[Stored items]
=======
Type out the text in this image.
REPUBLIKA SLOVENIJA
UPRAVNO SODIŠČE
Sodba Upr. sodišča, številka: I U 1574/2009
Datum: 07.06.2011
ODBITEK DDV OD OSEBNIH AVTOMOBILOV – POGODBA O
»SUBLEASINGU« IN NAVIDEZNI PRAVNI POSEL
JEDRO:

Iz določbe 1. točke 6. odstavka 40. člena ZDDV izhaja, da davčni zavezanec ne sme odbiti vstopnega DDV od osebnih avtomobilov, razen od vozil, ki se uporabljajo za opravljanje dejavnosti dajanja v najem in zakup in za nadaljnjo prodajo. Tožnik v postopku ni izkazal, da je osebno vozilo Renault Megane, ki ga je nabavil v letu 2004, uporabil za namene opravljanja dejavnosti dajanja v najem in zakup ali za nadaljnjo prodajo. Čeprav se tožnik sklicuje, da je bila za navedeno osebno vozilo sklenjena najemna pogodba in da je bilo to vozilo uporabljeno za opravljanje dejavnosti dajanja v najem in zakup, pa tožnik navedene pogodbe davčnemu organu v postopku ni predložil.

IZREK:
=======
### Written problem:
Recopy the entries above exactly, with every line included.

### Right answer:
Type out the text in this image.
REPUBLIKA SLOVENIJA
UPRAVNO SODIŠČE
Sodba Upr. sodišča, številka: I U 1574/2009
Datum: 07.06.2011
ODBITEK DDV OD OSEBNIH AVTOMOBILOV – POGODBA O
»SUBLEASINGU« IN NAVIDEZNI PRAVNI POSEL
JEDRO:

Iz določbe 1. točke 6. odstavka 40. člena ZDDV izhaja, da davčni zavezanec ne sme odbiti vstopnega DDV od osebnih avtomobilov, razen od vozil, ki se uporabljajo za opravljanje dejavnosti dajanja v najem in zakup in za nadaljnjo prodajo. Tožnik v postopku ni izkazal, da je osebno vozilo Renault Megane, ki ga je nabavil v letu 2004, uporabil za namene opravljanja dejavnosti dajanja v najem in zakup ali za nadaljnjo prodajo. Čeprav se tožnik sklicuje, da je bila za navedeno osebno vozilo sklenjena najemna pogodba in da je bilo to vozilo uporabljeno za opravljanje dejavnosti dajanja v najem in zakup, pa tožnik navedene pogodbe davčnemu organu v postopku ni predložil.

IZREK:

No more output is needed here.